## The request:
Each record below must be returned exactly as shown.

-- Input records start --

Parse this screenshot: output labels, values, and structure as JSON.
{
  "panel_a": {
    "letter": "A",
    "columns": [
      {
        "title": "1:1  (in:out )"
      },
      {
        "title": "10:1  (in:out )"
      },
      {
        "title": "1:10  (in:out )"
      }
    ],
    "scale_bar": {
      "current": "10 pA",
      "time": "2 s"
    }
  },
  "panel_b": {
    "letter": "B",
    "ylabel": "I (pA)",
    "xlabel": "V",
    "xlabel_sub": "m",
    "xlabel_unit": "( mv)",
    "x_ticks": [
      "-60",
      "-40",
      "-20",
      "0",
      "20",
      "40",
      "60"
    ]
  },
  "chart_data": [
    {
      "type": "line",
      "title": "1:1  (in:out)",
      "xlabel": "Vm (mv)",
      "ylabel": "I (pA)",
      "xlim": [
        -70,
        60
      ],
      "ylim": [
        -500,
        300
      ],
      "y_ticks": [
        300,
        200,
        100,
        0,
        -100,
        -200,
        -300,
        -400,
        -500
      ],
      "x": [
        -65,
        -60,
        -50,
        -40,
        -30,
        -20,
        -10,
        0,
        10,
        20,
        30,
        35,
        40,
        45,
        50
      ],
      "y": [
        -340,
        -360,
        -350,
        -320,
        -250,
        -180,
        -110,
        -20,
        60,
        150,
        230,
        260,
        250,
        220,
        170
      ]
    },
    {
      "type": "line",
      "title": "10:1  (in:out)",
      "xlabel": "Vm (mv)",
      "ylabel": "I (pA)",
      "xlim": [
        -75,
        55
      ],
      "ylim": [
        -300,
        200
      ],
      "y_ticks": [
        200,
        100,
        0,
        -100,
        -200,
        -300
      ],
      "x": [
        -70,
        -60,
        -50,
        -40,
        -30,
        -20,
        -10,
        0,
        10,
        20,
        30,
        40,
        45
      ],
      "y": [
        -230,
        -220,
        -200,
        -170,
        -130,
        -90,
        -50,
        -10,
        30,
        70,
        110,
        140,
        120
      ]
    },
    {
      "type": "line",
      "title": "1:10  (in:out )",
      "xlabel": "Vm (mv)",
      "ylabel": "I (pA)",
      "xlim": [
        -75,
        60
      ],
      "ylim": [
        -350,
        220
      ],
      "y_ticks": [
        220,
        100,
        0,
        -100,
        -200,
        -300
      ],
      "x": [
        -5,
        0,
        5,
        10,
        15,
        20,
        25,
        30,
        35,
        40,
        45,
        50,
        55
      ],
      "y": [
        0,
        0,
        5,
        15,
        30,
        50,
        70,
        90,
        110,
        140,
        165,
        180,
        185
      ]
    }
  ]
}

-- Input records end --

## In response:
Parse this screenshot: output labels, values, and structure as JSON.
{
  "panel_a": {
    "letter": "A",
    "columns": [
      {
        "title": "1:1  (in:out )"
      },
      {
        "title": "10:1  (in:out )"
      },
      {
        "title": "1:10  (in:out )"
      }
    ],
    "scale_bar": {
      "current": "10 pA",
      "time": "2 s"
    }
  },
  "panel_b": {
    "letter": "B",
    "ylabel": "I (pA)",
    "xlabel": "V",
    "xlabel_sub": "m",
    "xlabel_unit": "( mv)",
    "x_ticks": [
      "-60",
      "-40",
      "-20",
      "0",
      "20",
      "40",
      "60"
    ]
  },
  "chart_data": [
    {
      "type": "line",
      "title": "1:1  (in:out)",
      "xlabel": "Vm (mv)",
      "ylabel": "I (pA)",
      "xlim": [
        -70,
        60
      ],
      "ylim": [
        -500,
        300
      ],
      "y_ticks": [
        300,
        200,
        100,
        0,
        -100,
        -200,
        -300,
        -400,
        -500
      ],
      "x": [
        -65,
        -60,
        -50,
        -40,
        -30,
        -20,
        -10,
        0,
        10,
        20,
        30,
        35,
        40,
        45,
        50
      ],
      "y": [
        -340,
        -360,
        -350,
        -320,
        -250,
        -180,
        -110,
        -20,
        60,
        150,
        230,
        260,
        250,
        220,
        170
      ]
    },
    {
      "type": "line",
      "title": "10:1  (in:out)",
      "xlabel": "Vm (mv)",
      "ylabel": "I (pA)",
      "xlim": [
        -75,
        55
      ],
      "ylim": [
        -300,
        200
      ],
      "y_ticks": [
        200,
        100,
        0,
        -100,
        -200,
        -300
      ],
      "x": [
        -70,
        -60,
        -50,
        -40,
        -30,
        -20,
        -10,
        0,
        10,
        20,
        30,
        40,
        45
      ],
      "y": [
        -230,
        -220,
        -200,
        -170,
        -130,
        -90,
        -50,
        -10,
        30,
        70,
        110,
        140,
        120
      ]
    },
    {
      "type": "line",
      "title": "1:10  (in:out )",
      "xlabel": "Vm (mv)",
      "ylabel": "I (pA)",
      "xlim": [
        -75,
        60
      ],
      "ylim": [
        -350,
        220
      ],
      "y_ticks": [
        220,
        100,
        0,
        -100,
        -200,
        -300
      ],
      "x": [
        -5,
        0,
        5,
        10,
        15,
        20,
        25,
        30,
        35,
        40,
        45,
        50,
        55
      ],
      "y": [
        0,
        0,
        5,
        15,
        30,
        50,
        70,
        90,
        110,
        140,
        165,
        180,
        185
      ]
    }
  ]
}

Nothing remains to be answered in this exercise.